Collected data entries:
━━━━━━

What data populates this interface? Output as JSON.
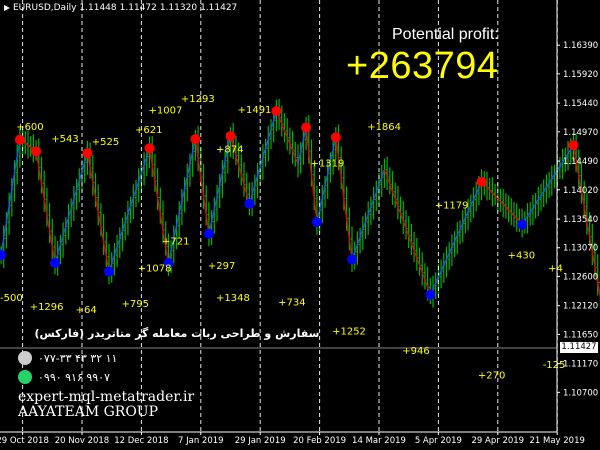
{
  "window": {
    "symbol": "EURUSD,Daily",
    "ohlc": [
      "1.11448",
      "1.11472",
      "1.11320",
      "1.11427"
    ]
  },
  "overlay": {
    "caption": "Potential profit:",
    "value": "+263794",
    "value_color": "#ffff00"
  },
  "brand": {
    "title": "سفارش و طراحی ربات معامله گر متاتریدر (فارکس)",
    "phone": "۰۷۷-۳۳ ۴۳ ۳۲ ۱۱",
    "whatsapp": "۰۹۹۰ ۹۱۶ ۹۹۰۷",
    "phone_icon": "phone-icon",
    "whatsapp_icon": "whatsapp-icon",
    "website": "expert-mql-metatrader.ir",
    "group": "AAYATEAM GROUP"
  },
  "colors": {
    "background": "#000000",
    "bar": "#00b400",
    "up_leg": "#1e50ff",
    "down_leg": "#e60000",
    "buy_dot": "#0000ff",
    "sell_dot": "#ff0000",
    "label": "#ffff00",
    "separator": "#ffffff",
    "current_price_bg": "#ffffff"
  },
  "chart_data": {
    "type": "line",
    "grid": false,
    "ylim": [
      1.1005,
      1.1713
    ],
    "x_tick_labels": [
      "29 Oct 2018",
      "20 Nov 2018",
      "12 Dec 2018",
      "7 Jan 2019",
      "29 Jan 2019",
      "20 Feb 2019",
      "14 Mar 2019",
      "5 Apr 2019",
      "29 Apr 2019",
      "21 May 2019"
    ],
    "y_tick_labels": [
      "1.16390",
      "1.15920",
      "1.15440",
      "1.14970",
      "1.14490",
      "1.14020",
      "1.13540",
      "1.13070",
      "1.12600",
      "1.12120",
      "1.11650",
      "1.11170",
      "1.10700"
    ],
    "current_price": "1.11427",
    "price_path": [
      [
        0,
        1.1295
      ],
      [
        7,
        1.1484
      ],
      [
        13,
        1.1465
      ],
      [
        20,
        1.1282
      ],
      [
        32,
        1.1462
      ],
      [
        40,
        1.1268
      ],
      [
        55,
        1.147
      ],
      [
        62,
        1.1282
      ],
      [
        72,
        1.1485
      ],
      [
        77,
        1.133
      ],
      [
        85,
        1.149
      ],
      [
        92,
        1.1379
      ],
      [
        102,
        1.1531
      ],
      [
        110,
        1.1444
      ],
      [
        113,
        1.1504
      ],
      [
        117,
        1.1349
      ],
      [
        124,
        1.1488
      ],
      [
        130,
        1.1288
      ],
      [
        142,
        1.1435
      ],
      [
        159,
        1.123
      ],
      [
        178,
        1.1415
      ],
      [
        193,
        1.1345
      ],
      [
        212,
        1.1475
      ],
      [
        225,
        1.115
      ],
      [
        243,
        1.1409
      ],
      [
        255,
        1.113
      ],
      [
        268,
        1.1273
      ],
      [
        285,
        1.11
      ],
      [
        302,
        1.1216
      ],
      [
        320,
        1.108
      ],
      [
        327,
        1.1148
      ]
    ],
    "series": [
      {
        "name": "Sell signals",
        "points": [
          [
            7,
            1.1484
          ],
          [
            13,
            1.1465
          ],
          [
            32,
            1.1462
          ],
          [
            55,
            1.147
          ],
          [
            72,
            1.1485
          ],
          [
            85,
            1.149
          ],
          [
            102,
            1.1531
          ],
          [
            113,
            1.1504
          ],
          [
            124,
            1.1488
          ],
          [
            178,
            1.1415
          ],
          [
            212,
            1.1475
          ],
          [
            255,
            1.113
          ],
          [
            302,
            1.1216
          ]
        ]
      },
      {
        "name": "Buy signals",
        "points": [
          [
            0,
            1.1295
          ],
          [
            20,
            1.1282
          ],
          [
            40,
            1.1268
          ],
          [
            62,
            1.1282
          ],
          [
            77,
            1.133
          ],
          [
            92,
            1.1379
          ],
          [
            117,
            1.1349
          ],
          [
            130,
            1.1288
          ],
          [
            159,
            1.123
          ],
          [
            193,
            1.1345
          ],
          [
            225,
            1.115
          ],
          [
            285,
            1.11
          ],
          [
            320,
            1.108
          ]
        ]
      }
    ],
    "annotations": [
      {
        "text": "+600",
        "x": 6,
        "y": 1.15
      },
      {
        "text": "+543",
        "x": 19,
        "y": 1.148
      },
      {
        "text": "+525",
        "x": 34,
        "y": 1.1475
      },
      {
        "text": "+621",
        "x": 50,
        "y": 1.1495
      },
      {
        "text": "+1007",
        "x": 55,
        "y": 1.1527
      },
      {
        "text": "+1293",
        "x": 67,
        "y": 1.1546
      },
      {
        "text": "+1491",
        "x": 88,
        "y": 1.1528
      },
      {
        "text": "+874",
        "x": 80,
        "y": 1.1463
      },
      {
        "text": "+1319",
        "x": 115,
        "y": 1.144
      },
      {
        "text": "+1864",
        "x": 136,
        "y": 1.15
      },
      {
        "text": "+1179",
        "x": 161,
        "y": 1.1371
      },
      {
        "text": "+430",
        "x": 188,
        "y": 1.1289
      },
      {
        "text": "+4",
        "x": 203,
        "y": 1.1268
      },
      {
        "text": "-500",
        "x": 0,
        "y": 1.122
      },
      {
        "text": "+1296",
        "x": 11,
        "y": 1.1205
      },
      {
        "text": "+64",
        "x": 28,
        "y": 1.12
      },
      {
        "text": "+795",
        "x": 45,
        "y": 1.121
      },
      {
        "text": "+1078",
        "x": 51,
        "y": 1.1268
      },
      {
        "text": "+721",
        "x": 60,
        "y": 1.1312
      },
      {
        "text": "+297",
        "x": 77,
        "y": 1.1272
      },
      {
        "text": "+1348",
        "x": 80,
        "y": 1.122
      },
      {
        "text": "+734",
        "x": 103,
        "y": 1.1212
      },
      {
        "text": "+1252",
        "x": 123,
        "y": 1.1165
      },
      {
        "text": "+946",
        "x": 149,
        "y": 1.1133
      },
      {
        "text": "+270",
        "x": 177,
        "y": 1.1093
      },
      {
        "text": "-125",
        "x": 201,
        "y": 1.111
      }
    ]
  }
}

━━━━━━

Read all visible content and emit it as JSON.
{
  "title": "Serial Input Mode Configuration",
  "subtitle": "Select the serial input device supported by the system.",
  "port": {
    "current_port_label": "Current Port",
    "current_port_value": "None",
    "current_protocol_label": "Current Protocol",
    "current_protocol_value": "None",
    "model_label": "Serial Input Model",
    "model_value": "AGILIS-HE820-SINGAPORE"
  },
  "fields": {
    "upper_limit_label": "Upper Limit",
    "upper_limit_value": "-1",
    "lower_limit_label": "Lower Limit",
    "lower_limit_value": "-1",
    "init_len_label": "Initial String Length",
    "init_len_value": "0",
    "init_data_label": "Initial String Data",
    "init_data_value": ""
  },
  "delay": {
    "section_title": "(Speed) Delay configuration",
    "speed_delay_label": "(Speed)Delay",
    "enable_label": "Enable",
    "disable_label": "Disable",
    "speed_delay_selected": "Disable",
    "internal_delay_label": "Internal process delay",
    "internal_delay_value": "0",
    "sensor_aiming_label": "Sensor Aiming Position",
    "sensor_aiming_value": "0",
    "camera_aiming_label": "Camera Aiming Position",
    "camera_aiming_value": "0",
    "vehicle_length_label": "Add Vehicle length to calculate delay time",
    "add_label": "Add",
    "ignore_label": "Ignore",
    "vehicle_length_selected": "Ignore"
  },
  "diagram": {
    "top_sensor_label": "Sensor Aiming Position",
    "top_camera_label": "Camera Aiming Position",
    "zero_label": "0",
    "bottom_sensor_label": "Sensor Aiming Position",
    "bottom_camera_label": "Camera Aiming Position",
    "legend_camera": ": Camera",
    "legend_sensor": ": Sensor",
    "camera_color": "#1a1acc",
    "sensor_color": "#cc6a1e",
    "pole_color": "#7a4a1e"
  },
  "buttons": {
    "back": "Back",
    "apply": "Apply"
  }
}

━━━━━━

__EXERCISE REQUIREMENTS__: In the entries above, find the lines containing the word "Disable" and say how many there are, with no other words.

__EXERCISE OUTPUT__: 2